(Collected data entries)
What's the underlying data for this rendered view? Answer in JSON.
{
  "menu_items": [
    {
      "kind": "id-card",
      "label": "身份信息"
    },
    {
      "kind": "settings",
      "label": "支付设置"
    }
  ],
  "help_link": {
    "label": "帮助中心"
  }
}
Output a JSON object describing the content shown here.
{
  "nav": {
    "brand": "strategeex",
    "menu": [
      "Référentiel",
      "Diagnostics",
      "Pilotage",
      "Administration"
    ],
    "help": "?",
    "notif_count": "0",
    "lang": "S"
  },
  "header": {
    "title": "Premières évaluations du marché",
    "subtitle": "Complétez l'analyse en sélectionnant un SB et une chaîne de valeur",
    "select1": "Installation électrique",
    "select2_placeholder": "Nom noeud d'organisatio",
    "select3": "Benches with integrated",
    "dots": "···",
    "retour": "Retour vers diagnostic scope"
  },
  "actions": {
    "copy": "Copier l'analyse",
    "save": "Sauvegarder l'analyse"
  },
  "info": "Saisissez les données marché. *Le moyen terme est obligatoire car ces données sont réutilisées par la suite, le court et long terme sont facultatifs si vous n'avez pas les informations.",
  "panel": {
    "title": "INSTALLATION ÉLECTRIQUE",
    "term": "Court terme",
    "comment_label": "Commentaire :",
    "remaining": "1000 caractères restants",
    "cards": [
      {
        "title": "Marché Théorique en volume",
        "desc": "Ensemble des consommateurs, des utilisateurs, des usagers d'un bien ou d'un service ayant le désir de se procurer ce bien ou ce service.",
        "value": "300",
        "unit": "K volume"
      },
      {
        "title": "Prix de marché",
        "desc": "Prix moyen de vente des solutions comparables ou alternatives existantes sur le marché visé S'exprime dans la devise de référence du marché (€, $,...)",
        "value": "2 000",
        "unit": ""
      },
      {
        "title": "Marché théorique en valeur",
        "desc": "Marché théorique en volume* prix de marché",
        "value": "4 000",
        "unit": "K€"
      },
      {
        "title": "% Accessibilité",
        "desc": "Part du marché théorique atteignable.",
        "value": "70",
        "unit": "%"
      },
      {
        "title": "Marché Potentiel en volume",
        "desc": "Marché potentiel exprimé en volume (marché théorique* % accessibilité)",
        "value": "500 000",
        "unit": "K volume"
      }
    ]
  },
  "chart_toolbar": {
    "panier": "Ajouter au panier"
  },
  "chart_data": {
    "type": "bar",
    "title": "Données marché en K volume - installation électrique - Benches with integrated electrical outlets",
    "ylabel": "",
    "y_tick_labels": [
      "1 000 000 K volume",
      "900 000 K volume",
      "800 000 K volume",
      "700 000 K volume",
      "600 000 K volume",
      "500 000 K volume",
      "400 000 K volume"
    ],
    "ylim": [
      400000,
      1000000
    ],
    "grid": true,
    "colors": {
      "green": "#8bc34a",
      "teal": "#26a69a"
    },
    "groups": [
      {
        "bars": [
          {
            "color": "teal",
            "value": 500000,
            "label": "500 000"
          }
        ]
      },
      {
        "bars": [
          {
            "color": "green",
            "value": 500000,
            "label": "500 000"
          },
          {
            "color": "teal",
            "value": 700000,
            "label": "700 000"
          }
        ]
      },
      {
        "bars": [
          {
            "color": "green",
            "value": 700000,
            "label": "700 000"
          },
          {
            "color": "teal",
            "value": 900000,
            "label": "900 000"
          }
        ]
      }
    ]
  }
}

## [To be done]
The records above are to be repeated exactly, in their entirety.

## [Answer to the exercise]
What's the underlying data for this rendered view? Answer in JSON.
{
  "menu_items": [
    {
      "kind": "id-card",
      "label": "身份信息"
    },
    {
      "kind": "settings",
      "label": "支付设置"
    }
  ],
  "help_link": {
    "label": "帮助中心"
  }
}
Output a JSON object describing the content shown here.
{
  "nav": {
    "brand": "strategeex",
    "menu": [
      "Référentiel",
      "Diagnostics",
      "Pilotage",
      "Administration"
    ],
    "help": "?",
    "notif_count": "0",
    "lang": "S"
  },
  "header": {
    "title": "Premières évaluations du marché",
    "subtitle": "Complétez l'analyse en sélectionnant un SB et une chaîne de valeur",
    "select1": "Installation électrique",
    "select2_placeholder": "Nom noeud d'organisatio",
    "select3": "Benches with integrated",
    "dots": "···",
    "retour": "Retour vers diagnostic scope"
  },
  "actions": {
    "copy": "Copier l'analyse",
    "save": "Sauvegarder l'analyse"
  },
  "info": "Saisissez les données marché. *Le moyen terme est obligatoire car ces données sont réutilisées par la suite, le court et long terme sont facultatifs si vous n'avez pas les informations.",
  "panel": {
    "title": "INSTALLATION ÉLECTRIQUE",
    "term": "Court terme",
    "comment_label": "Commentaire :",
    "remaining": "1000 caractères restants",
    "cards": [
      {
        "title": "Marché Théorique en volume",
        "desc": "Ensemble des consommateurs, des utilisateurs, des usagers d'un bien ou d'un service ayant le désir de se procurer ce bien ou ce service.",
        "value": "300",
        "unit": "K volume"
      },
      {
        "title": "Prix de marché",
        "desc": "Prix moyen de vente des solutions comparables ou alternatives existantes sur le marché visé S'exprime dans la devise de référence du marché (€, $,...)",
        "value": "2 000",
        "unit": ""
      },
      {
        "title": "Marché théorique en valeur",
        "desc": "Marché théorique en volume* prix de marché",
        "value": "4 000",
        "unit": "K€"
      },
      {
        "title": "% Accessibilité",
        "desc": "Part du marché théorique atteignable.",
        "value": "70",
        "unit": "%"
      },
      {
        "title": "Marché Potentiel en volume",
        "desc": "Marché potentiel exprimé en volume (marché théorique* % accessibilité)",
        "value": "500 000",
        "unit": "K volume"
      }
    ]
  },
  "chart_toolbar": {
    "panier": "Ajouter au panier"
  },
  "chart_data": {
    "type": "bar",
    "title": "Données marché en K volume - installation électrique - Benches with integrated electrical outlets",
    "ylabel": "",
    "y_tick_labels": [
      "1 000 000 K volume",
      "900 000 K volume",
      "800 000 K volume",
      "700 000 K volume",
      "600 000 K volume",
      "500 000 K volume",
      "400 000 K volume"
    ],
    "ylim": [
      400000,
      1000000
    ],
    "grid": true,
    "colors": {
      "green": "#8bc34a",
      "teal": "#26a69a"
    },
    "groups": [
      {
        "bars": [
          {
            "color": "teal",
            "value": 500000,
            "label": "500 000"
          }
        ]
      },
      {
        "bars": [
          {
            "color": "green",
            "value": 500000,
            "label": "500 000"
          },
          {
            "color": "teal",
            "value": 700000,
            "label": "700 000"
          }
        ]
      },
      {
        "bars": [
          {
            "color": "green",
            "value": 700000,
            "label": "700 000"
          },
          {
            "color": "teal",
            "value": 900000,
            "label": "900 000"
          }
        ]
      }
    ]
  }
}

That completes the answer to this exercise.